[Data entries]
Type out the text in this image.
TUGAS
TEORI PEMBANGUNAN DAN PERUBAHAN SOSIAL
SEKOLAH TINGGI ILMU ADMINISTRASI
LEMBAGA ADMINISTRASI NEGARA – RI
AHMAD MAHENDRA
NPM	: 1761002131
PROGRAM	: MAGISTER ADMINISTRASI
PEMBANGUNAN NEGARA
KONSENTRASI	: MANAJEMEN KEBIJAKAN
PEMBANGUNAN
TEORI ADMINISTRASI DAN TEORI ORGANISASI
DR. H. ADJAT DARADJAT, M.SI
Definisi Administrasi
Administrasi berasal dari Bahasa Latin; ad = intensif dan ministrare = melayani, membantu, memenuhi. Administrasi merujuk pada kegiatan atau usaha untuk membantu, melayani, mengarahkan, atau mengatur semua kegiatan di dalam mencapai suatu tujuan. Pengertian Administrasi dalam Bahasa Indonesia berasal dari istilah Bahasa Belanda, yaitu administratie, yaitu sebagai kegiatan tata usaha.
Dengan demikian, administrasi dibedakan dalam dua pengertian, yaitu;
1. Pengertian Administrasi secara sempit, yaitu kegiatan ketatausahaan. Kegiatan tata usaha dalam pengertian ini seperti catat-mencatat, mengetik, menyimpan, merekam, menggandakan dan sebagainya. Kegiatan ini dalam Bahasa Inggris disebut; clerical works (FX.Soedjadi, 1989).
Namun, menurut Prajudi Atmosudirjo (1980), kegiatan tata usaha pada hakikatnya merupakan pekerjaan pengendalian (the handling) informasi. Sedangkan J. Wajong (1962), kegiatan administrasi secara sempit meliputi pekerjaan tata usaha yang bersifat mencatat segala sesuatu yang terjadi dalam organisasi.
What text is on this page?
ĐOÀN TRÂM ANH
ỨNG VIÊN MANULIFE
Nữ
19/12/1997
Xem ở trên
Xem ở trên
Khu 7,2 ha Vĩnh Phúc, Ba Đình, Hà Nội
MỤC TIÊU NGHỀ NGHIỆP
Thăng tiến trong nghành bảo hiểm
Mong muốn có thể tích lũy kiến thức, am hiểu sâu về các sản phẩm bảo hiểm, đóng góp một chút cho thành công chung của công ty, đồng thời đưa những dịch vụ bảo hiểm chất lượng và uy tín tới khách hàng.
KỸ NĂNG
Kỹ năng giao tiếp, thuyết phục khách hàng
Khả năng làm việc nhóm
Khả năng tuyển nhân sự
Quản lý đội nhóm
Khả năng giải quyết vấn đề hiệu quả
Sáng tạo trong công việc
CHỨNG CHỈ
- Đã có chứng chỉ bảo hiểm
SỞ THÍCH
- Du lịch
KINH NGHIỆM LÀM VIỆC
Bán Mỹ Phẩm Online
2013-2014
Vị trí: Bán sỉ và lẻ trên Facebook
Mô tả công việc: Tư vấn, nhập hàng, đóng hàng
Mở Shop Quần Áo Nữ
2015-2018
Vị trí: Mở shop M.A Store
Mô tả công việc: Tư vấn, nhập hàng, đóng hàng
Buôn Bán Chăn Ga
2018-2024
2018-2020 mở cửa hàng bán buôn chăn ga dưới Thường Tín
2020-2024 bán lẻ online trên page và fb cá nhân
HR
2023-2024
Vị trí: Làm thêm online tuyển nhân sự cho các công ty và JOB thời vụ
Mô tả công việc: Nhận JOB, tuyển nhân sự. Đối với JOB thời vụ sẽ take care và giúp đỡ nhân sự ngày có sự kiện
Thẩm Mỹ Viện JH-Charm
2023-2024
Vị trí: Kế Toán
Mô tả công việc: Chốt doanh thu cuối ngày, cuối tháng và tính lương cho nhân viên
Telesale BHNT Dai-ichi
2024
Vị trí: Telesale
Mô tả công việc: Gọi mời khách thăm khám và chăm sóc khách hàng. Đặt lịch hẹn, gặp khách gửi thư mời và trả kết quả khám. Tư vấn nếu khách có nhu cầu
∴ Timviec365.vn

• _STATED TASK_: Quote the material exactly, leaving nothing out.

• _SOLUTION_:
Type out the text in this image.
TUGAS
TEORI PEMBANGUNAN DAN PERUBAHAN SOSIAL
SEKOLAH TINGGI ILMU ADMINISTRASI
LEMBAGA ADMINISTRASI NEGARA – RI
AHMAD MAHENDRA
NPM	: 1761002131
PROGRAM	: MAGISTER ADMINISTRASI
PEMBANGUNAN NEGARA
KONSENTRASI	: MANAJEMEN KEBIJAKAN
PEMBANGUNAN
TEORI ADMINISTRASI DAN TEORI ORGANISASI
DR. H. ADJAT DARADJAT, M.SI
Definisi Administrasi
Administrasi berasal dari Bahasa Latin; ad = intensif dan ministrare = melayani, membantu, memenuhi. Administrasi merujuk pada kegiatan atau usaha untuk membantu, melayani, mengarahkan, atau mengatur semua kegiatan di dalam mencapai suatu tujuan. Pengertian Administrasi dalam Bahasa Indonesia berasal dari istilah Bahasa Belanda, yaitu administratie, yaitu sebagai kegiatan tata usaha.
Dengan demikian, administrasi dibedakan dalam dua pengertian, yaitu;
1. Pengertian Administrasi secara sempit, yaitu kegiatan ketatausahaan. Kegiatan tata usaha dalam pengertian ini seperti catat-mencatat, mengetik, menyimpan, merekam, menggandakan dan sebagainya. Kegiatan ini dalam Bahasa Inggris disebut; clerical works (FX.Soedjadi, 1989).
Namun, menurut Prajudi Atmosudirjo (1980), kegiatan tata usaha pada hakikatnya merupakan pekerjaan pengendalian (the handling) informasi. Sedangkan J. Wajong (1962), kegiatan administrasi secara sempit meliputi pekerjaan tata usaha yang bersifat mencatat segala sesuatu yang terjadi dalam organisasi.
What text is on this page?
ĐOÀN TRÂM ANH
ỨNG VIÊN MANULIFE
Nữ
19/12/1997
Xem ở trên
Xem ở trên
Khu 7,2 ha Vĩnh Phúc, Ba Đình, Hà Nội
MỤC TIÊU NGHỀ NGHIỆP
Thăng tiến trong nghành bảo hiểm
Mong muốn có thể tích lũy kiến thức, am hiểu sâu về các sản phẩm bảo hiểm, đóng góp một chút cho thành công chung của công ty, đồng thời đưa những dịch vụ bảo hiểm chất lượng và uy tín tới khách hàng.
KỸ NĂNG
Kỹ năng giao tiếp, thuyết phục khách hàng
Khả năng làm việc nhóm
Khả năng tuyển nhân sự
Quản lý đội nhóm
Khả năng giải quyết vấn đề hiệu quả
Sáng tạo trong công việc
CHỨNG CHỈ
- Đã có chứng chỉ bảo hiểm
SỞ THÍCH
- Du lịch
KINH NGHIỆM LÀM VIỆC
Bán Mỹ Phẩm Online
2013-2014
Vị trí: Bán sỉ và lẻ trên Facebook
Mô tả công việc: Tư vấn, nhập hàng, đóng hàng
Mở Shop Quần Áo Nữ
2015-2018
Vị trí: Mở shop M.A Store
Mô tả công việc: Tư vấn, nhập hàng, đóng hàng
Buôn Bán Chăn Ga
2018-2024
2018-2020 mở cửa hàng bán buôn chăn ga dưới Thường Tín
2020-2024 bán lẻ online trên page và fb cá nhân
HR
2023-2024
Vị trí: Làm thêm online tuyển nhân sự cho các công ty và JOB thời vụ
Mô tả công việc: Nhận JOB, tuyển nhân sự. Đối với JOB thời vụ sẽ take care và giúp đỡ nhân sự ngày có sự kiện
Thẩm Mỹ Viện JH-Charm
2023-2024
Vị trí: Kế Toán
Mô tả công việc: Chốt doanh thu cuối ngày, cuối tháng và tính lương cho nhân viên
Telesale BHNT Dai-ichi
2024
Vị trí: Telesale
Mô tả công việc: Gọi mời khách thăm khám và chăm sóc khách hàng. Đặt lịch hẹn, gặp khách gửi thư mời và trả kết quả khám. Tư vấn nếu khách có nhu cầu
∴ Timviec365.vn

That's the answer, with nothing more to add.